* begin MATERIAL SHOWN *

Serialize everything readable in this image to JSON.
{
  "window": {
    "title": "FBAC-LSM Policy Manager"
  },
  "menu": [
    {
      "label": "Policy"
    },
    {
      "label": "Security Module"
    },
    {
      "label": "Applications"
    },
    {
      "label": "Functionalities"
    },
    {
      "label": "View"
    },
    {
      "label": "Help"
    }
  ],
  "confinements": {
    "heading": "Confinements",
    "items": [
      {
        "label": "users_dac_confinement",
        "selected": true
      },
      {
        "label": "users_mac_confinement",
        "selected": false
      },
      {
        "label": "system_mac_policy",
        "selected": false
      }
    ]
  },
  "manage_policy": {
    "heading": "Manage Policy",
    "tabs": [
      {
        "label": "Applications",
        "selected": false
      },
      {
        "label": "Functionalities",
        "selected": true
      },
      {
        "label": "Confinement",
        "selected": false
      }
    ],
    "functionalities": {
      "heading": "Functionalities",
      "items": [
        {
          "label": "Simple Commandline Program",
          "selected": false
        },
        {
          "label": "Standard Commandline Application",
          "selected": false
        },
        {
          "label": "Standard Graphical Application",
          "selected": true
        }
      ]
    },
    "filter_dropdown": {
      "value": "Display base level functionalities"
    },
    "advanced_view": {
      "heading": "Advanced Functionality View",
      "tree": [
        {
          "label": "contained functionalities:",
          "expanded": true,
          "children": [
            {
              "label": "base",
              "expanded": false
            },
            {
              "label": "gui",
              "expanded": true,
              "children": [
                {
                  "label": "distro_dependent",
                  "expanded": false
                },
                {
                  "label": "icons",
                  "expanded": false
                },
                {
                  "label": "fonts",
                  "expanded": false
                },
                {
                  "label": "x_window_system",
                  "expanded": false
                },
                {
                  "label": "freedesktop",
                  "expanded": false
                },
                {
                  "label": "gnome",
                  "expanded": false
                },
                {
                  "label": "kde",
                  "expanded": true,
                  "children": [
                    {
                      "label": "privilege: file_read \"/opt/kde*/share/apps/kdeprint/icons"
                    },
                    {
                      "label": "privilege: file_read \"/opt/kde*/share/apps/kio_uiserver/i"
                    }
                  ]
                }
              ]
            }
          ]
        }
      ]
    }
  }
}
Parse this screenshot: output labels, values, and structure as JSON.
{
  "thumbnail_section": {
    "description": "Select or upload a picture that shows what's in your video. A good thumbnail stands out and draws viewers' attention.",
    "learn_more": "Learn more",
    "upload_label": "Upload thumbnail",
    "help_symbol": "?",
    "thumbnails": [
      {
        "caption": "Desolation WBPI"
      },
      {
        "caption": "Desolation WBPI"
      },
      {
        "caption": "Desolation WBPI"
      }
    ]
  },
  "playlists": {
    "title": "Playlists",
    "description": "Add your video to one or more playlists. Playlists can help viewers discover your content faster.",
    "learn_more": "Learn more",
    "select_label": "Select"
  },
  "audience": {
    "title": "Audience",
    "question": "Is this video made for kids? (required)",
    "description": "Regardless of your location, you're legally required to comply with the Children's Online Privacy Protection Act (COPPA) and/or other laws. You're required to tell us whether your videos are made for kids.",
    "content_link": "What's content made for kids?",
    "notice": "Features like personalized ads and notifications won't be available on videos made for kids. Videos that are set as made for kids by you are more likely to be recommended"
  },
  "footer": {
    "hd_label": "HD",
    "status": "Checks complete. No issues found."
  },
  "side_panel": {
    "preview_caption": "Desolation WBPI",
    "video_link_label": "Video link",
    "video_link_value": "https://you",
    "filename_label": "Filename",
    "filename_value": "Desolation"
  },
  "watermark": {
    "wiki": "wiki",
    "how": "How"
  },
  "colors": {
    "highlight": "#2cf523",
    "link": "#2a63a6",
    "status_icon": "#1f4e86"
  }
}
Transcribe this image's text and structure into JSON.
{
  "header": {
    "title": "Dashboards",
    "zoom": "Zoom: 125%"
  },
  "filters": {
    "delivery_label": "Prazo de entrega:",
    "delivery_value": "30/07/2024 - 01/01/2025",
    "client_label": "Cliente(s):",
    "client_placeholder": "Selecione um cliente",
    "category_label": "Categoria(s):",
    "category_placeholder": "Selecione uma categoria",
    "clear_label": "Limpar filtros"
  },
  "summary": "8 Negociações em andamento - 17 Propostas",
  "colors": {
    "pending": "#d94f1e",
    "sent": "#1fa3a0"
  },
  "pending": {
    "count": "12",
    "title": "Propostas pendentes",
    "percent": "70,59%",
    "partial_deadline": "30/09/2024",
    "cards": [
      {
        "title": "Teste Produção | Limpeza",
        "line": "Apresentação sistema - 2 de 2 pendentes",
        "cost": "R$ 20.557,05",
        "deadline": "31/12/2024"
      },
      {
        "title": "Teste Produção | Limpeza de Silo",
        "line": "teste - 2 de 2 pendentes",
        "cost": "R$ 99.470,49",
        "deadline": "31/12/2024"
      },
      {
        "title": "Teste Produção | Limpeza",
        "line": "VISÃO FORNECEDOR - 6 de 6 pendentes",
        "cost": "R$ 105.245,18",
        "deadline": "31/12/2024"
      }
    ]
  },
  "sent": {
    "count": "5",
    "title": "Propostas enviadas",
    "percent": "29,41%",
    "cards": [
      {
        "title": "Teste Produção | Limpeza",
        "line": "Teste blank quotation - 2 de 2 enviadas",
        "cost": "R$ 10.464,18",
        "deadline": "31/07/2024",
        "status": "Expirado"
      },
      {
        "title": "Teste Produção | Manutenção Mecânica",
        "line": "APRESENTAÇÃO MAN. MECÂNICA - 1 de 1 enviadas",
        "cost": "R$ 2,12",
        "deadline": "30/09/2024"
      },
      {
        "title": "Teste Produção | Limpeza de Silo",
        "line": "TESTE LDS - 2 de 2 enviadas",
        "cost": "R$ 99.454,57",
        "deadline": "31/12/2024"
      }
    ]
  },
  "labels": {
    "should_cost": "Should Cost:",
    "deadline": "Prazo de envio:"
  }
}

* end MATERIAL SHOWN *

WHAT THE EXERCISE ASKS
Extract the whole listing, character for character.

WRITTEN RESPONSE
Serialize everything readable in this image to JSON.
{
  "window": {
    "title": "FBAC-LSM Policy Manager"
  },
  "menu": [
    {
      "label": "Policy"
    },
    {
      "label": "Security Module"
    },
    {
      "label": "Applications"
    },
    {
      "label": "Functionalities"
    },
    {
      "label": "View"
    },
    {
      "label": "Help"
    }
  ],
  "confinements": {
    "heading": "Confinements",
    "items": [
      {
        "label": "users_dac_confinement",
        "selected": true
      },
      {
        "label": "users_mac_confinement",
        "selected": false
      },
      {
        "label": "system_mac_policy",
        "selected": false
      }
    ]
  },
  "manage_policy": {
    "heading": "Manage Policy",
    "tabs": [
      {
        "label": "Applications",
        "selected": false
      },
      {
        "label": "Functionalities",
        "selected": true
      },
      {
        "label": "Confinement",
        "selected": false
      }
    ],
    "functionalities": {
      "heading": "Functionalities",
      "items": [
        {
          "label": "Simple Commandline Program",
          "selected": false
        },
        {
          "label": "Standard Commandline Application",
          "selected": false
        },
        {
          "label": "Standard Graphical Application",
          "selected": true
        }
      ]
    },
    "filter_dropdown": {
      "value": "Display base level functionalities"
    },
    "advanced_view": {
      "heading": "Advanced Functionality View",
      "tree": [
        {
          "label": "contained functionalities:",
          "expanded": true,
          "children": [
            {
              "label": "base",
              "expanded": false
            },
            {
              "label": "gui",
              "expanded": true,
              "children": [
                {
                  "label": "distro_dependent",
                  "expanded": false
                },
                {
                  "label": "icons",
                  "expanded": false
                },
                {
                  "label": "fonts",
                  "expanded": false
                },
                {
                  "label": "x_window_system",
                  "expanded": false
                },
                {
                  "label": "freedesktop",
                  "expanded": false
                },
                {
                  "label": "gnome",
                  "expanded": false
                },
                {
                  "label": "kde",
                  "expanded": true,
                  "children": [
                    {
                      "label": "privilege: file_read \"/opt/kde*/share/apps/kdeprint/icons"
                    },
                    {
                      "label": "privilege: file_read \"/opt/kde*/share/apps/kio_uiserver/i"
                    }
                  ]
                }
              ]
            }
          ]
        }
      ]
    }
  }
}
Parse this screenshot: output labels, values, and structure as JSON.
{
  "thumbnail_section": {
    "description": "Select or upload a picture that shows what's in your video. A good thumbnail stands out and draws viewers' attention.",
    "learn_more": "Learn more",
    "upload_label": "Upload thumbnail",
    "help_symbol": "?",
    "thumbnails": [
      {
        "caption": "Desolation WBPI"
      },
      {
        "caption": "Desolation WBPI"
      },
      {
        "caption": "Desolation WBPI"
      }
    ]
  },
  "playlists": {
    "title": "Playlists",
    "description": "Add your video to one or more playlists. Playlists can help viewers discover your content faster.",
    "learn_more": "Learn more",
    "select_label": "Select"
  },
  "audience": {
    "title": "Audience",
    "question": "Is this video made for kids? (required)",
    "description": "Regardless of your location, you're legally required to comply with the Children's Online Privacy Protection Act (COPPA) and/or other laws. You're required to tell us whether your videos are made for kids.",
    "content_link": "What's content made for kids?",
    "notice": "Features like personalized ads and notifications won't be available on videos made for kids. Videos that are set as made for kids by you are more likely to be recommended"
  },
  "footer": {
    "hd_label": "HD",
    "status": "Checks complete. No issues found."
  },
  "side_panel": {
    "preview_caption": "Desolation WBPI",
    "video_link_label": "Video link",
    "video_link_value": "https://you",
    "filename_label": "Filename",
    "filename_value": "Desolation"
  },
  "watermark": {
    "wiki": "wiki",
    "how": "How"
  },
  "colors": {
    "highlight": "#2cf523",
    "link": "#2a63a6",
    "status_icon": "#1f4e86"
  }
}
Transcribe this image's text and structure into JSON.
{
  "header": {
    "title": "Dashboards",
    "zoom": "Zoom: 125%"
  },
  "filters": {
    "delivery_label": "Prazo de entrega:",
    "delivery_value": "30/07/2024 - 01/01/2025",
    "client_label": "Cliente(s):",
    "client_placeholder": "Selecione um cliente",
    "category_label": "Categoria(s):",
    "category_placeholder": "Selecione uma categoria",
    "clear_label": "Limpar filtros"
  },
  "summary": "8 Negociações em andamento - 17 Propostas",
  "colors": {
    "pending": "#d94f1e",
    "sent": "#1fa3a0"
  },
  "pending": {
    "count": "12",
    "title": "Propostas pendentes",
    "percent": "70,59%",
    "partial_deadline": "30/09/2024",
    "cards": [
      {
        "title": "Teste Produção | Limpeza",
        "line": "Apresentação sistema - 2 de 2 pendentes",
        "cost": "R$ 20.557,05",
        "deadline": "31/12/2024"
      },
      {
        "title": "Teste Produção | Limpeza de Silo",
        "line": "teste - 2 de 2 pendentes",
        "cost": "R$ 99.470,49",
        "deadline": "31/12/2024"
      },
      {
        "title": "Teste Produção | Limpeza",
        "line": "VISÃO FORNECEDOR - 6 de 6 pendentes",
        "cost": "R$ 105.245,18",
        "deadline": "31/12/2024"
      }
    ]
  },
  "sent": {
    "count": "5",
    "title": "Propostas enviadas",
    "percent": "29,41%",
    "cards": [
      {
        "title": "Teste Produção | Limpeza",
        "line": "Teste blank quotation - 2 de 2 enviadas",
        "cost": "R$ 10.464,18",
        "deadline": "31/07/2024",
        "status": "Expirado"
      },
      {
        "title": "Teste Produção | Manutenção Mecânica",
        "line": "APRESENTAÇÃO MAN. MECÂNICA - 1 de 1 enviadas",
        "cost": "R$ 2,12",
        "deadline": "30/09/2024"
      },
      {
        "title": "Teste Produção | Limpeza de Silo",
        "line": "TESTE LDS - 2 de 2 enviadas",
        "cost": "R$ 99.454,57",
        "deadline": "31/12/2024"
      }
    ]
  },
  "labels": {
    "should_cost": "Should Cost:",
    "deadline": "Prazo de envio:"
  }
}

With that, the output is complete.